### Requirements
Write out the whole listing exactly as it stands.

Stored entries:

= = = =

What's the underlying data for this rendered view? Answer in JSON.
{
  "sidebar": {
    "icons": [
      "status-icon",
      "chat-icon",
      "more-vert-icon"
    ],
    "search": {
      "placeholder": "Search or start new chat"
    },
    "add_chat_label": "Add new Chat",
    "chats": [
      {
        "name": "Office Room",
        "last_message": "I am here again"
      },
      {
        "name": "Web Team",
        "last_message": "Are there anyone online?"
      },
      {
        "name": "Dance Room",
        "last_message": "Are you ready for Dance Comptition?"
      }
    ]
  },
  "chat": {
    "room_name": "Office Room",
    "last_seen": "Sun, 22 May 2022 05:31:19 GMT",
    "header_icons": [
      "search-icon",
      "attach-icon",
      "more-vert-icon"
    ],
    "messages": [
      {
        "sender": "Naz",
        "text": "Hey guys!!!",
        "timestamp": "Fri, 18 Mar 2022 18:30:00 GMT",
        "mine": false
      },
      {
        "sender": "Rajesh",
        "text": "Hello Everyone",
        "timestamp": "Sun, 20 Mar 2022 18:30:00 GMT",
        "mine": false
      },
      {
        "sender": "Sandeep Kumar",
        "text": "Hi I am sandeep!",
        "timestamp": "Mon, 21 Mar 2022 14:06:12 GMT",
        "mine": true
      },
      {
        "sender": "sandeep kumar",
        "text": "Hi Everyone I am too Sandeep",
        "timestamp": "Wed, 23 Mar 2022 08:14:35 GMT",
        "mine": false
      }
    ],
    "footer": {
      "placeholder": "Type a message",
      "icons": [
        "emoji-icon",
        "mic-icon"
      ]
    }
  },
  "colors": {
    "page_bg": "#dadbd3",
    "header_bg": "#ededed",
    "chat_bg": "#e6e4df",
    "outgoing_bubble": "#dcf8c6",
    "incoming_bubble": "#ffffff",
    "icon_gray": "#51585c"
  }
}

= = = =

### Correct result
What's the underlying data for this rendered view? Answer in JSON.
{
  "sidebar": {
    "icons": [
      "status-icon",
      "chat-icon",
      "more-vert-icon"
    ],
    "search": {
      "placeholder": "Search or start new chat"
    },
    "add_chat_label": "Add new Chat",
    "chats": [
      {
        "name": "Office Room",
        "last_message": "I am here again"
      },
      {
        "name": "Web Team",
        "last_message": "Are there anyone online?"
      },
      {
        "name": "Dance Room",
        "last_message": "Are you ready for Dance Comptition?"
      }
    ]
  },
  "chat": {
    "room_name": "Office Room",
    "last_seen": "Sun, 22 May 2022 05:31:19 GMT",
    "header_icons": [
      "search-icon",
      "attach-icon",
      "more-vert-icon"
    ],
    "messages": [
      {
        "sender": "Naz",
        "text": "Hey guys!!!",
        "timestamp": "Fri, 18 Mar 2022 18:30:00 GMT",
        "mine": false
      },
      {
        "sender": "Rajesh",
        "text": "Hello Everyone",
        "timestamp": "Sun, 20 Mar 2022 18:30:00 GMT",
        "mine": false
      },
      {
        "sender": "Sandeep Kumar",
        "text": "Hi I am sandeep!",
        "timestamp": "Mon, 21 Mar 2022 14:06:12 GMT",
        "mine": true
      },
      {
        "sender": "sandeep kumar",
        "text": "Hi Everyone I am too Sandeep",
        "timestamp": "Wed, 23 Mar 2022 08:14:35 GMT",
        "mine": false
      }
    ],
    "footer": {
      "placeholder": "Type a message",
      "icons": [
        "emoji-icon",
        "mic-icon"
      ]
    }
  },
  "colors": {
    "page_bg": "#dadbd3",
    "header_bg": "#ededed",
    "chat_bg": "#e6e4df",
    "outgoing_bubble": "#dcf8c6",
    "incoming_bubble": "#ffffff",
    "icon_gray": "#51585c"
  }
}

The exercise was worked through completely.